(Entries taken from a collection)
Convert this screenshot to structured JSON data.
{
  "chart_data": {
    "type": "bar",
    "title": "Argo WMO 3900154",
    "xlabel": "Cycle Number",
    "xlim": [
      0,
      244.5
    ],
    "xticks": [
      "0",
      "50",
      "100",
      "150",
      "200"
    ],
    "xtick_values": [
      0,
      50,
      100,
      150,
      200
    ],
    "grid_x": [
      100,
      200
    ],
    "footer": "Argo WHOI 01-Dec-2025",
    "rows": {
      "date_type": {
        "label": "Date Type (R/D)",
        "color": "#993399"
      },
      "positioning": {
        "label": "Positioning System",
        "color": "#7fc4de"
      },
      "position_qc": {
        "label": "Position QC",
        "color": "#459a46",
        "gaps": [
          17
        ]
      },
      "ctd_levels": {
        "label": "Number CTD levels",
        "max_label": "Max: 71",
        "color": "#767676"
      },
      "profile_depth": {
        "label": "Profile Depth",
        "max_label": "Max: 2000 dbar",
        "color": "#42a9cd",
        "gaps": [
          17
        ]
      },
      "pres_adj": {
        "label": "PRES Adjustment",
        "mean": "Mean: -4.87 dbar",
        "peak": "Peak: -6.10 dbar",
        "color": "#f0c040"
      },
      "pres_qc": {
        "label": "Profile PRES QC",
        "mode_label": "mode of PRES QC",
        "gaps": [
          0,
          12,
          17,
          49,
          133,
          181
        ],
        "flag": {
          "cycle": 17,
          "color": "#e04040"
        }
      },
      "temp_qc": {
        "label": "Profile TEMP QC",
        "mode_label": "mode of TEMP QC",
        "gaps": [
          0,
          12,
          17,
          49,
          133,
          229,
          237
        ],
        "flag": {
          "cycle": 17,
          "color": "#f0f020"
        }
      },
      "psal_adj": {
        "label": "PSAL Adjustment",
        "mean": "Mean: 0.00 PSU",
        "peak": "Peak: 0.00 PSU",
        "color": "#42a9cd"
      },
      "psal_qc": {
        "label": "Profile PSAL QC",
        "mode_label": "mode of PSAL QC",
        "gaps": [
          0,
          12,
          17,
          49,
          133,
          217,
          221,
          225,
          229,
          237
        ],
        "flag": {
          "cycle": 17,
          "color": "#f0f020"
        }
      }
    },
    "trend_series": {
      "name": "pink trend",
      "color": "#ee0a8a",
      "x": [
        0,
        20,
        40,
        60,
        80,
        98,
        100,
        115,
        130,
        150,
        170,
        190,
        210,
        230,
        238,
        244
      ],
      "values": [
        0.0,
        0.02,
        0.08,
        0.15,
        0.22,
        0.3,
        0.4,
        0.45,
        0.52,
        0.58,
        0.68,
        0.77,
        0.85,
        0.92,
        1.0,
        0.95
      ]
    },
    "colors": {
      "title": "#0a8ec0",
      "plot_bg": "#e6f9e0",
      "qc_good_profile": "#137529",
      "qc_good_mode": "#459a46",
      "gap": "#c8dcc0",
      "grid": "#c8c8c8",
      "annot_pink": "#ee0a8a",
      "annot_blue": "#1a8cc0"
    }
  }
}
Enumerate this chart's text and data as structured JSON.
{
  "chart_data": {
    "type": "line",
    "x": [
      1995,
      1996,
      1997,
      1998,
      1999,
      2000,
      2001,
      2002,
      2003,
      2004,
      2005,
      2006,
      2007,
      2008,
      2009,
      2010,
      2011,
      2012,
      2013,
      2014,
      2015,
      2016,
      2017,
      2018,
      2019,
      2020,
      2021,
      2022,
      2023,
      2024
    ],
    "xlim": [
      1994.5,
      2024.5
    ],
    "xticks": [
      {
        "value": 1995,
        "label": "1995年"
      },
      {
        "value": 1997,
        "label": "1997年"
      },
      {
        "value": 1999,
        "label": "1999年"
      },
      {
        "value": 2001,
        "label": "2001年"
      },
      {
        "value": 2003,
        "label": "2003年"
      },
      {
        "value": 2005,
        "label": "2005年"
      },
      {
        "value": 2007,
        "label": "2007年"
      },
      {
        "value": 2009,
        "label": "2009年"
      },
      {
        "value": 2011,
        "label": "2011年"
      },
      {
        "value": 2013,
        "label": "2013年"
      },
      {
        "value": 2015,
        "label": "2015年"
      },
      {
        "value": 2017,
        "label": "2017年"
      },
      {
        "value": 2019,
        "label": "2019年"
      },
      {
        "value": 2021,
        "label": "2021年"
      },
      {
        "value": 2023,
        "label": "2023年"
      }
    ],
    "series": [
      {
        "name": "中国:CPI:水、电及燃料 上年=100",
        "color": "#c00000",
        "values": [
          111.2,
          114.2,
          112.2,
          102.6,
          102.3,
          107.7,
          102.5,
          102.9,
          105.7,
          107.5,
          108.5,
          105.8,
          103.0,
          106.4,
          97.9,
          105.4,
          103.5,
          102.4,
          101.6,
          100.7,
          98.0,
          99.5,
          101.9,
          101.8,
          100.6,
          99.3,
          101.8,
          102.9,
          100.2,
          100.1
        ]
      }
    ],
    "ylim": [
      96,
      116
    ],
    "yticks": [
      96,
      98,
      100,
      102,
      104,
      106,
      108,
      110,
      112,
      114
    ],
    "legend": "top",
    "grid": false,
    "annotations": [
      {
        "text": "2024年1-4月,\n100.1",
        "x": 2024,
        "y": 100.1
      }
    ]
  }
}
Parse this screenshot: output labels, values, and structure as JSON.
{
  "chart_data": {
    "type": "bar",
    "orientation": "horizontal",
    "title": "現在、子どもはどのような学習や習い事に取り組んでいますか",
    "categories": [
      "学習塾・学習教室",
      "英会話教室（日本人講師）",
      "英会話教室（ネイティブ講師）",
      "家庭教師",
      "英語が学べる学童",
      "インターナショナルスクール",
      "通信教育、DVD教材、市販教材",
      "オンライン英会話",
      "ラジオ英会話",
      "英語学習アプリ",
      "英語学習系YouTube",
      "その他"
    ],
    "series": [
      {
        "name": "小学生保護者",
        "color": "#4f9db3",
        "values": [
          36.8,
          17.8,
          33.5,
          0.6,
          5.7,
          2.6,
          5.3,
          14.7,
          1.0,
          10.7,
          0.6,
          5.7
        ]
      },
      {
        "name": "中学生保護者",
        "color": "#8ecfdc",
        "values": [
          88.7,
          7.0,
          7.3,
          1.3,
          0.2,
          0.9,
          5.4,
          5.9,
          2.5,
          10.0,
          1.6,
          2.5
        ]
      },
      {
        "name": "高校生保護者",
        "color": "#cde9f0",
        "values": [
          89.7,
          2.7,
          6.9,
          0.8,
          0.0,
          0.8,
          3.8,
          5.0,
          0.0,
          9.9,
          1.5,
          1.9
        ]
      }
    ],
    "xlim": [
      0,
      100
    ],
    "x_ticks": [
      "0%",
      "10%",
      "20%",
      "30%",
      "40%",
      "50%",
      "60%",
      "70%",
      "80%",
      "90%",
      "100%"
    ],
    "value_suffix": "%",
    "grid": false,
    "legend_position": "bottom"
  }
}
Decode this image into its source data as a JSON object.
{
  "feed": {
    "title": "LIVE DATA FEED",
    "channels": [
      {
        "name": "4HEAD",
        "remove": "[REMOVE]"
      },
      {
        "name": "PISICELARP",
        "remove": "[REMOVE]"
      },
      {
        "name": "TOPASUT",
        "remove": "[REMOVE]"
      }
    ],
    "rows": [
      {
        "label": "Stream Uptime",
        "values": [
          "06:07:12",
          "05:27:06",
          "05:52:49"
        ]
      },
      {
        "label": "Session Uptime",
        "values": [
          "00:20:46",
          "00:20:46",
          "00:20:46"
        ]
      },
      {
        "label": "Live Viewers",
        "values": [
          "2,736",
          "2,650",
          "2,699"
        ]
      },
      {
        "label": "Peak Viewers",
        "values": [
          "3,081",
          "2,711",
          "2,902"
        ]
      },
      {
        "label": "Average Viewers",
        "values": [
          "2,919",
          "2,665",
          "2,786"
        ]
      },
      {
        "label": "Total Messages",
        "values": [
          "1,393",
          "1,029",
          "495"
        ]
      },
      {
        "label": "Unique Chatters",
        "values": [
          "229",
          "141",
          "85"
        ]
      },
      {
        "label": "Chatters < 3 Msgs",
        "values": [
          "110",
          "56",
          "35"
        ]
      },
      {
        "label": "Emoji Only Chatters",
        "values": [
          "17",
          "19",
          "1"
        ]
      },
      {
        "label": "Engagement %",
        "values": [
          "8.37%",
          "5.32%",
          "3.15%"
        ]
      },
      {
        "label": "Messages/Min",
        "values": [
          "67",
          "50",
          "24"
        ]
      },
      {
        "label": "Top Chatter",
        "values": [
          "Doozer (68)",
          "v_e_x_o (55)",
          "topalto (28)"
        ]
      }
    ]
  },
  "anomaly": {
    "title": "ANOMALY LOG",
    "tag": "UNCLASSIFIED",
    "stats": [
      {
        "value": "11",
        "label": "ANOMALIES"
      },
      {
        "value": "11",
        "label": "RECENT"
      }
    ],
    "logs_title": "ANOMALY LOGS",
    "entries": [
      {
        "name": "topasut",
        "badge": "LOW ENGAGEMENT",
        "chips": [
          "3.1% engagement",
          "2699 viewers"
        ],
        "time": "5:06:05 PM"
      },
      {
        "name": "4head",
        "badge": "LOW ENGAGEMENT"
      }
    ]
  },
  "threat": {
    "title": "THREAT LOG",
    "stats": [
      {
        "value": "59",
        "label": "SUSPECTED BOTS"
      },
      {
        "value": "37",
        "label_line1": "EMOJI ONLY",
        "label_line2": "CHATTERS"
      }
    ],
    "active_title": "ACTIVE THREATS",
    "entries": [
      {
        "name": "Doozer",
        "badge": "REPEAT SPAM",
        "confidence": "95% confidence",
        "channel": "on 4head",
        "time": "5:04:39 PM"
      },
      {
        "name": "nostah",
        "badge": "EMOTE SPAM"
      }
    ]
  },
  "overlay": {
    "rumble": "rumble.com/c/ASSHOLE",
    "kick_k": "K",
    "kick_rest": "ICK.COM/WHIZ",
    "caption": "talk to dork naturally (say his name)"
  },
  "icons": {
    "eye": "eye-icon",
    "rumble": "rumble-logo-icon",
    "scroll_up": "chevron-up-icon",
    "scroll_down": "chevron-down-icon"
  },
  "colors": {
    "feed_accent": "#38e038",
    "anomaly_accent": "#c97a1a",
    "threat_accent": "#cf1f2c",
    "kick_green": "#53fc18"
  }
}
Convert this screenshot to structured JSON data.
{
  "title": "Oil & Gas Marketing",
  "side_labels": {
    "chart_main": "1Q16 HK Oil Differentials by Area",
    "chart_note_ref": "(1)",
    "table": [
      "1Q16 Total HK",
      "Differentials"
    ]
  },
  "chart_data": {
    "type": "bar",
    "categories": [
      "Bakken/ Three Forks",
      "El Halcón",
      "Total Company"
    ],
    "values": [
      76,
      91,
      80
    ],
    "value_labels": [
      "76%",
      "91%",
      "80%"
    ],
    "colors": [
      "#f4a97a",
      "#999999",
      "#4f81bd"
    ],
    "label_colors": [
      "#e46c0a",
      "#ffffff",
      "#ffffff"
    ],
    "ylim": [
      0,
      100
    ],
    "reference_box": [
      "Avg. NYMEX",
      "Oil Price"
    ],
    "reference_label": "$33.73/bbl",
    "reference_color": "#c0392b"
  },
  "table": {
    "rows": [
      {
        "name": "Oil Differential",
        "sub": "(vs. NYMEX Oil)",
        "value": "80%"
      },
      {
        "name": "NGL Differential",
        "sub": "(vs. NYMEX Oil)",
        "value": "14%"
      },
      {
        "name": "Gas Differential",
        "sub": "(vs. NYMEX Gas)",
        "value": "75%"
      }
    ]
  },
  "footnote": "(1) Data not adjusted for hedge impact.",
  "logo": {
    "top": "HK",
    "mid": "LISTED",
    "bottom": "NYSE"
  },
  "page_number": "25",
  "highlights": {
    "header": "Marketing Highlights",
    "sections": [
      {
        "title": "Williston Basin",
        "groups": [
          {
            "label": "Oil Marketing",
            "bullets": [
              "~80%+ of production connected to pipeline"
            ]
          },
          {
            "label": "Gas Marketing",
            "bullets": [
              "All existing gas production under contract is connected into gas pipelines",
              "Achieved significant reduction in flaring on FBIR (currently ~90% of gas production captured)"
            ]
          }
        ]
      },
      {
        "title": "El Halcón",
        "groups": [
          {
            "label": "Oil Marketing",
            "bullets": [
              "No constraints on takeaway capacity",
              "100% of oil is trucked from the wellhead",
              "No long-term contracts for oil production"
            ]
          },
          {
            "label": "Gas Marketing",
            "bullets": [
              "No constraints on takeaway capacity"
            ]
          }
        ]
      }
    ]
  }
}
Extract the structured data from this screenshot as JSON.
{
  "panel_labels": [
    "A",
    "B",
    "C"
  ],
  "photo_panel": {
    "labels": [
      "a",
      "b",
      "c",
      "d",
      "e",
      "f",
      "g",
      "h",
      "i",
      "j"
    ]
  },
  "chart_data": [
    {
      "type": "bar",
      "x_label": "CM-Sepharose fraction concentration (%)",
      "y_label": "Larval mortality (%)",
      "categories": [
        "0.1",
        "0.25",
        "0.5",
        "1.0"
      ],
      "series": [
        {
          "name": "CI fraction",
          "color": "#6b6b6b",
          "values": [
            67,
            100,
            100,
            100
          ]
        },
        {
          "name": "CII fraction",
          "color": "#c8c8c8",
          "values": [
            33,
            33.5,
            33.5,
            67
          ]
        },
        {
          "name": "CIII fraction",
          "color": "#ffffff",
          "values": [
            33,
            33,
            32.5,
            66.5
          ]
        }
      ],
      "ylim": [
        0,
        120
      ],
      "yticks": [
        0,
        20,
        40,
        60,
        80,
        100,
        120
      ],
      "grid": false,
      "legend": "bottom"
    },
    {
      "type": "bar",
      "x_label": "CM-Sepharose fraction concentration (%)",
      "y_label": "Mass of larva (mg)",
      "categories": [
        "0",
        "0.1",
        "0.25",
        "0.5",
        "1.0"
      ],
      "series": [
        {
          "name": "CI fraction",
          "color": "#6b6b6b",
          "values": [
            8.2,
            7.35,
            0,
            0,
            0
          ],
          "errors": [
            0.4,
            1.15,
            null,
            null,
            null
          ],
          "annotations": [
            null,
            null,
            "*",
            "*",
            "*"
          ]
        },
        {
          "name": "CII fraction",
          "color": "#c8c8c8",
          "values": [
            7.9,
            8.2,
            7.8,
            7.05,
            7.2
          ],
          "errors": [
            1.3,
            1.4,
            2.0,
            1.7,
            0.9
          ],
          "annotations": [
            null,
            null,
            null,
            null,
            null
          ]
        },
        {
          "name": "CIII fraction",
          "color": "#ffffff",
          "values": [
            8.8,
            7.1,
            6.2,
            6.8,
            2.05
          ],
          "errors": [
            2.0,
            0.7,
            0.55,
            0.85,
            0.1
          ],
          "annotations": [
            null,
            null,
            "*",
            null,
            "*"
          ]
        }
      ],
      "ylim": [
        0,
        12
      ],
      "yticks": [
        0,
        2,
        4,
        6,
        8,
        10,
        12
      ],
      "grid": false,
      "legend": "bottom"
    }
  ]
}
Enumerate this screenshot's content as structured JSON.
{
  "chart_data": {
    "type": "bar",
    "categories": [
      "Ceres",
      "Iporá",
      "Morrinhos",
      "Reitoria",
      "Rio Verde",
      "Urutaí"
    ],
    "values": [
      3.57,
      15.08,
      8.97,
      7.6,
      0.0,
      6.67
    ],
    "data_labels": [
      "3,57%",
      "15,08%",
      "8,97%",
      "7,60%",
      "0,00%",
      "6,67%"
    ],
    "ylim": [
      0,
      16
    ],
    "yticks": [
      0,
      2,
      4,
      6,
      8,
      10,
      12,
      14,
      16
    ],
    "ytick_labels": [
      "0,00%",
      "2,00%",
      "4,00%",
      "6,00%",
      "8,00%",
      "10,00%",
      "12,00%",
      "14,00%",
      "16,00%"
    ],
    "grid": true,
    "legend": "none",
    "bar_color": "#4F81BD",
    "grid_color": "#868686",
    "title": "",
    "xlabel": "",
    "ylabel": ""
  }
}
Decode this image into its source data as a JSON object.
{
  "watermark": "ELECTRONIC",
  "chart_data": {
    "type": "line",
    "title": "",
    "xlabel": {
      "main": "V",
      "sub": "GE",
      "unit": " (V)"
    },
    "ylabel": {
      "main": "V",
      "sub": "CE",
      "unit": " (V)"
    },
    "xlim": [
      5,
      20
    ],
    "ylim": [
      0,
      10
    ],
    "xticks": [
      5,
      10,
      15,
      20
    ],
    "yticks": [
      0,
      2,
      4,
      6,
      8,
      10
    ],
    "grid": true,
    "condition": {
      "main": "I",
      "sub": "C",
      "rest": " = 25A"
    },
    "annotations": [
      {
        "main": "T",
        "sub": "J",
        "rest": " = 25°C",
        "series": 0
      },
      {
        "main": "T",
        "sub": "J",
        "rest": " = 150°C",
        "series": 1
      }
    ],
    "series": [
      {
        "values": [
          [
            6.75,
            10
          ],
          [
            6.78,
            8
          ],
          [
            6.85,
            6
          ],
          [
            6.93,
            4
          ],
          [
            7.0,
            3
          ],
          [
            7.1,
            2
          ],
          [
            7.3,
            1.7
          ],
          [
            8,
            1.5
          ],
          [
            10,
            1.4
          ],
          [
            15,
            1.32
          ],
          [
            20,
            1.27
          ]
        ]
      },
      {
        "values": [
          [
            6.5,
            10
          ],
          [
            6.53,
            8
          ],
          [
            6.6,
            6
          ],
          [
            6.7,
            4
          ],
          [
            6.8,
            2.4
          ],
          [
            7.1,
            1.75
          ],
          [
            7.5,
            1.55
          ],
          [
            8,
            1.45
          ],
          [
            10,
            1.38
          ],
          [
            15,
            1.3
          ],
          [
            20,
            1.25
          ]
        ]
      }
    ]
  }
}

Written request:
Give only a number: how many lines of the data hold the string "chevron"?

Task result:
2